[Records from a dataset]
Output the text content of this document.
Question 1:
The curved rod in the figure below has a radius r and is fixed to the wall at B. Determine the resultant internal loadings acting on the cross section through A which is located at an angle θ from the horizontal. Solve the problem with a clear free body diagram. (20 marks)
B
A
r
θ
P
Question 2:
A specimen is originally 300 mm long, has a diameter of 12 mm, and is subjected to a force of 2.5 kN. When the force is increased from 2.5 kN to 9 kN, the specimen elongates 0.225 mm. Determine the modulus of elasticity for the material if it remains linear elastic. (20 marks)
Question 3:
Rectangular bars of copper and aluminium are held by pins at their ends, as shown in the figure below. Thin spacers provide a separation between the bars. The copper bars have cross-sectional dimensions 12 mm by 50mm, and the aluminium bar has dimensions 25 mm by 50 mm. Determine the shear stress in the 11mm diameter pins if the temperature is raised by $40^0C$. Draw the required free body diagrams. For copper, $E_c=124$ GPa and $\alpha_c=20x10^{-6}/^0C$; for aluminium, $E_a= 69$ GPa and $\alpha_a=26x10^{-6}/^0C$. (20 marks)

### Exercise directions
Your task is to reproduce all of the records exactly.

### Written solution
Output the text content of this document.
Question 1:
The curved rod in the figure below has a radius r and is fixed to the wall at B. Determine the resultant internal loadings acting on the cross section through A which is located at an angle θ from the horizontal. Solve the problem with a clear free body diagram. (20 marks)
B
A
r
θ
P
Question 2:
A specimen is originally 300 mm long, has a diameter of 12 mm, and is subjected to a force of 2.5 kN. When the force is increased from 2.5 kN to 9 kN, the specimen elongates 0.225 mm. Determine the modulus of elasticity for the material if it remains linear elastic. (20 marks)
Question 3:
Rectangular bars of copper and aluminium are held by pins at their ends, as shown in the figure below. Thin spacers provide a separation between the bars. The copper bars have cross-sectional dimensions 12 mm by 50mm, and the aluminium bar has dimensions 25 mm by 50 mm. Determine the shear stress in the 11mm diameter pins if the temperature is raised by $40^0C$. Draw the required free body diagrams. For copper, $E_c=124$ GPa and $\alpha_c=20x10^{-6}/^0C$; for aluminium, $E_a= 69$ GPa and $\alpha_a=26x10^{-6}/^0C$. (20 marks)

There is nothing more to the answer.